• _Work order_
Pull out every line below holding the word "density".

[Dataset rows about figures]
# # #

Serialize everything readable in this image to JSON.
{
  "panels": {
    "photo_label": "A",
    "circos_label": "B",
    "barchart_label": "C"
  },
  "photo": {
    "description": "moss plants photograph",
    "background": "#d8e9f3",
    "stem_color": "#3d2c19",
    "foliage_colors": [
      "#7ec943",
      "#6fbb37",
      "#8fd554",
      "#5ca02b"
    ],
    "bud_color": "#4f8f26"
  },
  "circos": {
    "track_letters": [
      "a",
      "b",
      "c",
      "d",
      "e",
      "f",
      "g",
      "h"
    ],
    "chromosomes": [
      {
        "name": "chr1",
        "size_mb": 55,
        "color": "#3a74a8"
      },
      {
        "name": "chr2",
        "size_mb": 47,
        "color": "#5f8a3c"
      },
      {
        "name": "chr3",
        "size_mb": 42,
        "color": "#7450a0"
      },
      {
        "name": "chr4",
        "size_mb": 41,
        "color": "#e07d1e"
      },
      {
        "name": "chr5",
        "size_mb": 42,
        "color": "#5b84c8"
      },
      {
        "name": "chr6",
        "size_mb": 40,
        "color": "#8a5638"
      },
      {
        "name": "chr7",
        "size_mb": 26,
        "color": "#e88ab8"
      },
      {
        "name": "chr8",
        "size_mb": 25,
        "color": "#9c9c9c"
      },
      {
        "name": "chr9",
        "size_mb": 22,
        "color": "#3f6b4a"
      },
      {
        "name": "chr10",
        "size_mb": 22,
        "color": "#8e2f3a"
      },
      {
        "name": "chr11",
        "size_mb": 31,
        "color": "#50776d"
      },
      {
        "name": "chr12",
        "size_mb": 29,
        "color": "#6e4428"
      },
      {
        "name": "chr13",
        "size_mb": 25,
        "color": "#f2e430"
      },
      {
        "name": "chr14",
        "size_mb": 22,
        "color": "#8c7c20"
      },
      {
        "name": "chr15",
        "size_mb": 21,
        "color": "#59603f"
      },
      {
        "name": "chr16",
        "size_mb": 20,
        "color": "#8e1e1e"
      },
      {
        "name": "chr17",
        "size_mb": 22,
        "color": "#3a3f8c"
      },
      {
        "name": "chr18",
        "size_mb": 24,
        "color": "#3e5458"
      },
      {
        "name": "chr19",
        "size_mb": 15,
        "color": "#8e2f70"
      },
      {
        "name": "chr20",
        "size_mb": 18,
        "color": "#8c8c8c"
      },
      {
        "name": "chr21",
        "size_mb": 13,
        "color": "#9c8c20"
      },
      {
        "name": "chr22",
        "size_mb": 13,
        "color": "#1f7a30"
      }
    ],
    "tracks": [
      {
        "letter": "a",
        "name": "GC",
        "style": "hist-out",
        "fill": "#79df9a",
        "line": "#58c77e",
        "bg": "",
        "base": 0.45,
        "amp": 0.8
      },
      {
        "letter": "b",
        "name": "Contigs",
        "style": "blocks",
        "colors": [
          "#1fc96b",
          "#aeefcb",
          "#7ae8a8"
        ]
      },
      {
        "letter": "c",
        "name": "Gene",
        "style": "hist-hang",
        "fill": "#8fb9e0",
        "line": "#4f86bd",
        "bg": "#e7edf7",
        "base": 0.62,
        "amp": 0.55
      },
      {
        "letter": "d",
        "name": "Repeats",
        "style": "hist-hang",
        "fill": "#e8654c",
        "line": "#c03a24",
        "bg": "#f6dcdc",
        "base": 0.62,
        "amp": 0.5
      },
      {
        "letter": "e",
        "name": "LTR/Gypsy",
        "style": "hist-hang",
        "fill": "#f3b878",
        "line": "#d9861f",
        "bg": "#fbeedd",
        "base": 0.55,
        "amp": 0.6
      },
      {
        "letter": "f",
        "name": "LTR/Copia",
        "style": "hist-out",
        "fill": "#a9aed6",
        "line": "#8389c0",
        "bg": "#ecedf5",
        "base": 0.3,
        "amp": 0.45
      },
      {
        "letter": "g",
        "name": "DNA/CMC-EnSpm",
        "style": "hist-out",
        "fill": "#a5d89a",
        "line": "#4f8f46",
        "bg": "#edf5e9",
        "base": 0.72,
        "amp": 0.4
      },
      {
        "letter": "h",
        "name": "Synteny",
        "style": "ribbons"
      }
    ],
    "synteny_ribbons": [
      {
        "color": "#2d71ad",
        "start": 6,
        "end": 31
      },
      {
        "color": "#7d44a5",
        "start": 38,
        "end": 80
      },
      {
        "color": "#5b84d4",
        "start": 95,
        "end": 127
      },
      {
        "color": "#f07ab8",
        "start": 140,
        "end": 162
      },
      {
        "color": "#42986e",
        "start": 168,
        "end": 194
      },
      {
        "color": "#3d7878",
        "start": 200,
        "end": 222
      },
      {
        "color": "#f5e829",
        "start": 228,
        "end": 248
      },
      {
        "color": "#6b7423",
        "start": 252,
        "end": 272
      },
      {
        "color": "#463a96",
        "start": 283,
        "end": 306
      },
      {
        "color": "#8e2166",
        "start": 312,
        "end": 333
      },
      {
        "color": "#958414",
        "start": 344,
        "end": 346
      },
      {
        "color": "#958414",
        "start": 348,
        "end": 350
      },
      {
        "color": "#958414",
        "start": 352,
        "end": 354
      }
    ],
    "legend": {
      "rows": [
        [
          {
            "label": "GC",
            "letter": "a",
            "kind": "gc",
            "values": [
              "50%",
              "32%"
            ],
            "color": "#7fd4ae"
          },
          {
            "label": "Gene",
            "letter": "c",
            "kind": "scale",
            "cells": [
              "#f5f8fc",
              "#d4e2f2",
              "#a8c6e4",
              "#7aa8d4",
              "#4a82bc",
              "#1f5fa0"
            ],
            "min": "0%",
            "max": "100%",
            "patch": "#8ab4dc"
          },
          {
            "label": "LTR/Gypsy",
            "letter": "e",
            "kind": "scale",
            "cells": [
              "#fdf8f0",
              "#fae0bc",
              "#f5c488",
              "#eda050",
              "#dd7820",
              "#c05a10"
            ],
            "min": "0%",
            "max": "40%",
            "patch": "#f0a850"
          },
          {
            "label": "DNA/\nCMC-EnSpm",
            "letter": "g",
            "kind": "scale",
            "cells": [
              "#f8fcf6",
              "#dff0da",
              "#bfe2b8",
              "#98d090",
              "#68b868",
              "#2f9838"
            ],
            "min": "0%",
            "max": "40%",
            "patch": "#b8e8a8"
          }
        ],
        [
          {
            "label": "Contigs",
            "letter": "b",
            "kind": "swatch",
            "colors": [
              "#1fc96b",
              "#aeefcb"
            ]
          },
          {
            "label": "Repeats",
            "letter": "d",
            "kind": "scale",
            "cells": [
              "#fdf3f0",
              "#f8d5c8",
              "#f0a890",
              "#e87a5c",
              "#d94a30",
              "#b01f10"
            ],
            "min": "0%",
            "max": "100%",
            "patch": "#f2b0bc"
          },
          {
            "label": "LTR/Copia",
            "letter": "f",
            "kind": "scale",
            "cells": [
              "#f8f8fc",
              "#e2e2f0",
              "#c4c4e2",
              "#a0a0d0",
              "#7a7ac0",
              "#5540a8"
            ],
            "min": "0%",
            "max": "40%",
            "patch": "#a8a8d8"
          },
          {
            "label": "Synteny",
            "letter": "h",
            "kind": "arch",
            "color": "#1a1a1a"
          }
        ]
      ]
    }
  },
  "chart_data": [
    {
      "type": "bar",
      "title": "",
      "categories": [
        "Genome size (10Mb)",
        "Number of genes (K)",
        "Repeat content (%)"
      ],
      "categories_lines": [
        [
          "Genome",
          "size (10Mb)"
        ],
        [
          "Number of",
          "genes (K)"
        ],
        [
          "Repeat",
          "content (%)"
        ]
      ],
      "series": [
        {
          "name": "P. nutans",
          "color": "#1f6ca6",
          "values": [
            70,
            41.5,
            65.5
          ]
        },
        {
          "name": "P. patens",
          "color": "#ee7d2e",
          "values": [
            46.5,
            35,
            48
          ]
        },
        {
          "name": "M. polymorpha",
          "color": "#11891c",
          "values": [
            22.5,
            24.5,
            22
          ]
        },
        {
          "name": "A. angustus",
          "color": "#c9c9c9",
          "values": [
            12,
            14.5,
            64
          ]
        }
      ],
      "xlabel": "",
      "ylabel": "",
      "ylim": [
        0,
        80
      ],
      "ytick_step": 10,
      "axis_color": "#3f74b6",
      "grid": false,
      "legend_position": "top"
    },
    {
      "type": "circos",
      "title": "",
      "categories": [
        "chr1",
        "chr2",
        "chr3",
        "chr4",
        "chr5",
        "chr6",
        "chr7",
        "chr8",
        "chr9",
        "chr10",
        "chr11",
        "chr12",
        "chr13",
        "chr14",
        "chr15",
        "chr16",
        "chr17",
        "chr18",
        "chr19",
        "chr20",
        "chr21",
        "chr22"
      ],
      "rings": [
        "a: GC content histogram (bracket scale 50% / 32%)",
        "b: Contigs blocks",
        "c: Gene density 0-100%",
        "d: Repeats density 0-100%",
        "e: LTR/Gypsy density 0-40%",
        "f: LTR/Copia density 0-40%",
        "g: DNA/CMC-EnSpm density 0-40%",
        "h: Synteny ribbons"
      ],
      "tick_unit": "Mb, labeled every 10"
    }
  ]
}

# # #

• _Task output_
        "c: Gene density 0-100%",
        "d: Repeats density 0-100%",
        "e: LTR/Gypsy density 0-40%",
        "f: LTR/Copia density 0-40%",
        "g: DNA/CMC-EnSpm density 0-40%",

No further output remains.